## EXERCISE
Output all the entries word for word. Omit the pictures.

------------------------------------------------------------------------

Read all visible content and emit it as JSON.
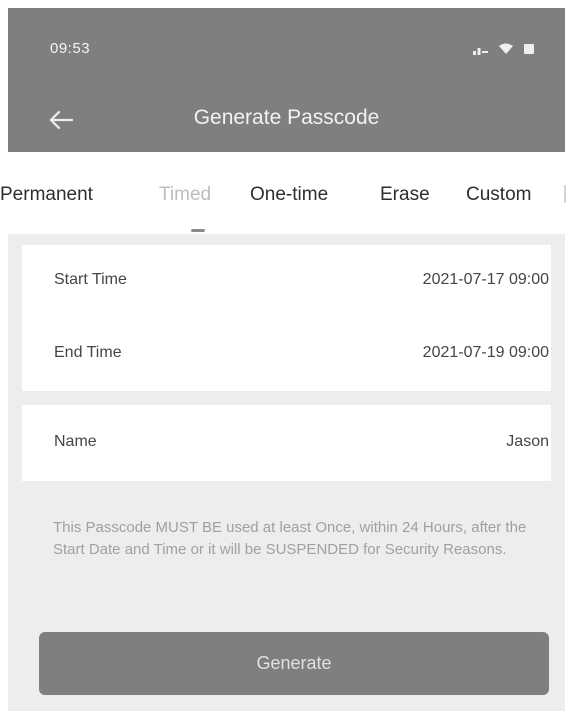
{
  "status_bar": {
    "time": "09:53"
  },
  "header": {
    "title": "Generate Passcode",
    "back_icon": "arrow-left-icon"
  },
  "tabs": [
    {
      "label": "Permanent",
      "active": false
    },
    {
      "label": "Timed",
      "active": true
    },
    {
      "label": "One-time",
      "active": false
    },
    {
      "label": "Erase",
      "active": false
    },
    {
      "label": "Custom",
      "active": false
    }
  ],
  "time_settings": {
    "start_label": "Start Time",
    "start_value": "2021-07-17 09:00",
    "end_label": "End Time",
    "end_value": "2021-07-19 09:00"
  },
  "name_setting": {
    "label": "Name",
    "value": "Jason"
  },
  "notice": "This Passcode MUST BE used at least Once, within 24 Hours, after the Start Date and Time or it will be SUSPENDED for Security Reasons.",
  "generate_button": {
    "label": "Generate"
  },
  "colors": {
    "bar": "#7f7f7f",
    "page_background": "#ededed",
    "card_background": "#ffffff",
    "active_tab": "#bdbdbd",
    "text": "#454545"
  },
  "icons": {
    "signal": "signal-icon",
    "wifi": "wifi-icon",
    "battery": "battery-icon"
  }
}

------------------------------------------------------------------------

## TASK ANSWER
Read all visible content and emit it as JSON.
{
  "status_bar": {
    "time": "09:53"
  },
  "header": {
    "title": "Generate Passcode",
    "back_icon": "arrow-left-icon"
  },
  "tabs": [
    {
      "label": "Permanent",
      "active": false
    },
    {
      "label": "Timed",
      "active": true
    },
    {
      "label": "One-time",
      "active": false
    },
    {
      "label": "Erase",
      "active": false
    },
    {
      "label": "Custom",
      "active": false
    }
  ],
  "time_settings": {
    "start_label": "Start Time",
    "start_value": "2021-07-17 09:00",
    "end_label": "End Time",
    "end_value": "2021-07-19 09:00"
  },
  "name_setting": {
    "label": "Name",
    "value": "Jason"
  },
  "notice": "This Passcode MUST BE used at least Once, within 24 Hours, after the Start Date and Time or it will be SUSPENDED for Security Reasons.",
  "generate_button": {
    "label": "Generate"
  },
  "colors": {
    "bar": "#7f7f7f",
    "page_background": "#ededed",
    "card_background": "#ffffff",
    "active_tab": "#bdbdbd",
    "text": "#454545"
  },
  "icons": {
    "signal": "signal-icon",
    "wifi": "wifi-icon",
    "battery": "battery-icon"
  }
}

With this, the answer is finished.